Dataset>
——

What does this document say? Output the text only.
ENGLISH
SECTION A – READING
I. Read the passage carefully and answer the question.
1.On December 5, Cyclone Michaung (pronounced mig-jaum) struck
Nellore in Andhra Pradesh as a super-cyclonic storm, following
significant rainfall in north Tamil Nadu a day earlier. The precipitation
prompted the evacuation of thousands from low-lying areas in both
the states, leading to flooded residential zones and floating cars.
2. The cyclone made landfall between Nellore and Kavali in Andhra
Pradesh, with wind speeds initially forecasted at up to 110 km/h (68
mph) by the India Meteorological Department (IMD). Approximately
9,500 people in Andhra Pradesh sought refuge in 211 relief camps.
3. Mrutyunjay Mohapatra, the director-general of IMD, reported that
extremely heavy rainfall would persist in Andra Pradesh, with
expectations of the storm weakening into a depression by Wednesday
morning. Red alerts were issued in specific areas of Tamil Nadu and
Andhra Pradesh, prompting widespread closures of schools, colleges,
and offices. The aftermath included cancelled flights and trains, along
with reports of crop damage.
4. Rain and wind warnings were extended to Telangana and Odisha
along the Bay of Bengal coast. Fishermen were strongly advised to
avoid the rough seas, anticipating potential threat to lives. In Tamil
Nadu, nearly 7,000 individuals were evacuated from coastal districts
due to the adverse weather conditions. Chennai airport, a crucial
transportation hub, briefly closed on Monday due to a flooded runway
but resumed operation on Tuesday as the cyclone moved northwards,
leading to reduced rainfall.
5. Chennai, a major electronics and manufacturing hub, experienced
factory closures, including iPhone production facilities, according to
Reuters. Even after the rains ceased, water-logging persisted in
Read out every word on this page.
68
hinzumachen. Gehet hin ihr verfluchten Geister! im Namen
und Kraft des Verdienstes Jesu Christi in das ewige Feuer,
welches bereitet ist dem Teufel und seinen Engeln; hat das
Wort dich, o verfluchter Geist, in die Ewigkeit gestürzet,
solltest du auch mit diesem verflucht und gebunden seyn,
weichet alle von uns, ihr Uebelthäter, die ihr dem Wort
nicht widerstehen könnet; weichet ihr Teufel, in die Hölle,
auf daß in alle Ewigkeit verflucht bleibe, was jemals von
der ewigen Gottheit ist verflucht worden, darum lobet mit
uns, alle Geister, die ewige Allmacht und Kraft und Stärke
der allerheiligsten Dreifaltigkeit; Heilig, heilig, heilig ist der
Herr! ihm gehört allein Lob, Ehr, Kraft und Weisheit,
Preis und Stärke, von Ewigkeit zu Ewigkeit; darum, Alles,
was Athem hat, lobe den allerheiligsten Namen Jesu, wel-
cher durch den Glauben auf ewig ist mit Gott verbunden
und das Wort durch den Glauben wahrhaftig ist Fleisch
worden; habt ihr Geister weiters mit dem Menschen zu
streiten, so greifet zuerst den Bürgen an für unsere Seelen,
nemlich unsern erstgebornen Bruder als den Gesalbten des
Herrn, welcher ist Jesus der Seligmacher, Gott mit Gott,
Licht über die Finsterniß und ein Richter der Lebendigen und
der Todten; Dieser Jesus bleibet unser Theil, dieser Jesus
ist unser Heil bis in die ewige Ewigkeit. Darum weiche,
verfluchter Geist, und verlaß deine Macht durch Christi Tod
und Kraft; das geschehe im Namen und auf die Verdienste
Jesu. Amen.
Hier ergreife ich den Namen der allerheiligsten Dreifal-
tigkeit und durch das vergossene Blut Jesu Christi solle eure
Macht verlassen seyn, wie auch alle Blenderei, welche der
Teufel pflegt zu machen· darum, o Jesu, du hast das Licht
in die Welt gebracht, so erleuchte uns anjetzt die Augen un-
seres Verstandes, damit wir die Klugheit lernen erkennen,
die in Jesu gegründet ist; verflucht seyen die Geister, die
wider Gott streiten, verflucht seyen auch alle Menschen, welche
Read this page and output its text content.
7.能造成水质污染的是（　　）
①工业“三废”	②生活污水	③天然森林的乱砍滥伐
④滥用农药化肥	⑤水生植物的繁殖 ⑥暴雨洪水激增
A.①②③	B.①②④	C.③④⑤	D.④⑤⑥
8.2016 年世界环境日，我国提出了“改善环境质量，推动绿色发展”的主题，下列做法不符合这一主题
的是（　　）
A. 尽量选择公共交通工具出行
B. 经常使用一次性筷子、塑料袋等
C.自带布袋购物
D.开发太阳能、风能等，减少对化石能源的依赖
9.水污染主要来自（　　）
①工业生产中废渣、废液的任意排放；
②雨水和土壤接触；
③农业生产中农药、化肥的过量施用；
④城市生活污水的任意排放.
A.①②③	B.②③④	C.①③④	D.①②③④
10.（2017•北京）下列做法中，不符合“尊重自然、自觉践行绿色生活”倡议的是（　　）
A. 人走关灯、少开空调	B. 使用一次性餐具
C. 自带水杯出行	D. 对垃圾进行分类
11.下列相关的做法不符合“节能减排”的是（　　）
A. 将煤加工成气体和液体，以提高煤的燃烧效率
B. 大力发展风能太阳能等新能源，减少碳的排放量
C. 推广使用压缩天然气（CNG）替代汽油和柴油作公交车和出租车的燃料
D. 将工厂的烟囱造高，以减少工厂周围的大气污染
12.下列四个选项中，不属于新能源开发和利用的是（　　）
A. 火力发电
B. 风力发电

——

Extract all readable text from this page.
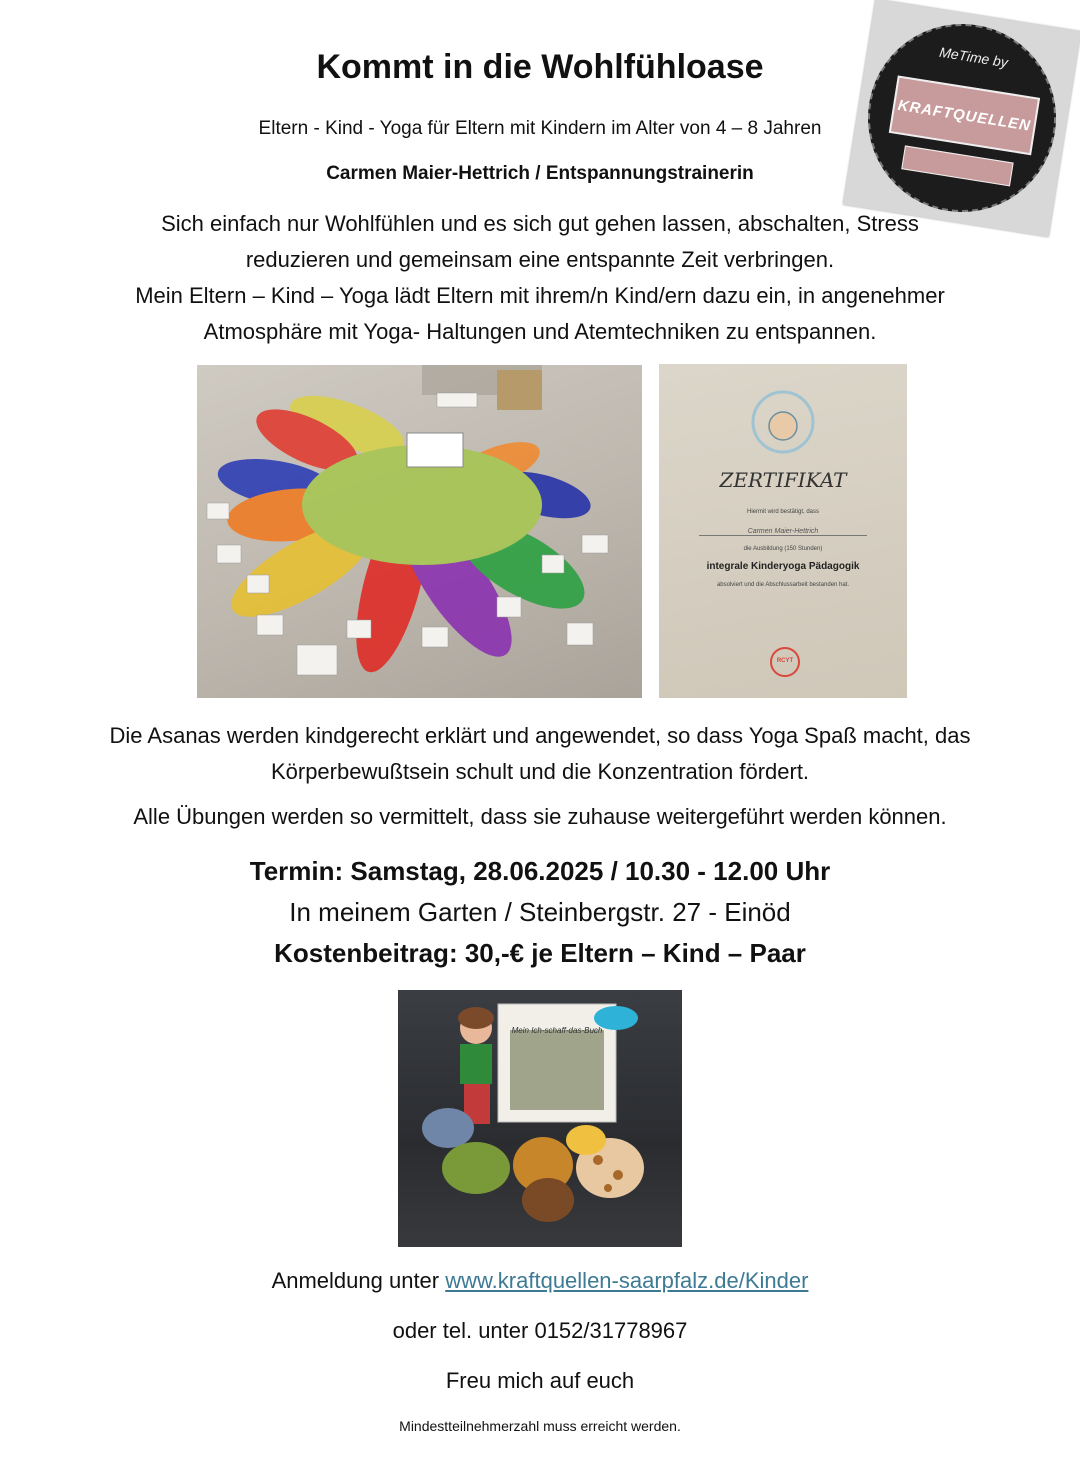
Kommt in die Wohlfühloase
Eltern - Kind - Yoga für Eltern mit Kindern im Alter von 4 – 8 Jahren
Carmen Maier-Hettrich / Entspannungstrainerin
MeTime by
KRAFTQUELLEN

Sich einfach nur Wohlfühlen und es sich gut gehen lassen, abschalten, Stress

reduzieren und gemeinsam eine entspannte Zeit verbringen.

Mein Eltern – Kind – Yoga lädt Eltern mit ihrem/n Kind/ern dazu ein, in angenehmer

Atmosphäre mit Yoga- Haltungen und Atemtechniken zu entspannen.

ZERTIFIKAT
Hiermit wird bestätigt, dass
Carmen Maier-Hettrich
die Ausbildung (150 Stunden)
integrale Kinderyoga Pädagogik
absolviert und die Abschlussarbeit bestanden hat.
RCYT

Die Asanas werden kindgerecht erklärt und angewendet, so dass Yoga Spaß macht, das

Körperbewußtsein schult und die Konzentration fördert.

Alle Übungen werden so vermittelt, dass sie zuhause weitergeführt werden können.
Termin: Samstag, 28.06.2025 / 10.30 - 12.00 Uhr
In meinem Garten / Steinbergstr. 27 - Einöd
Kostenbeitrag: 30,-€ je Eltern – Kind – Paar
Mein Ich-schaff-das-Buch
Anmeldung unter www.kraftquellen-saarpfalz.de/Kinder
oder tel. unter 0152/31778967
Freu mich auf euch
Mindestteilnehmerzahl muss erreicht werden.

——

Find how many lines in the material hold the word "Menschen" and state that number alone.

2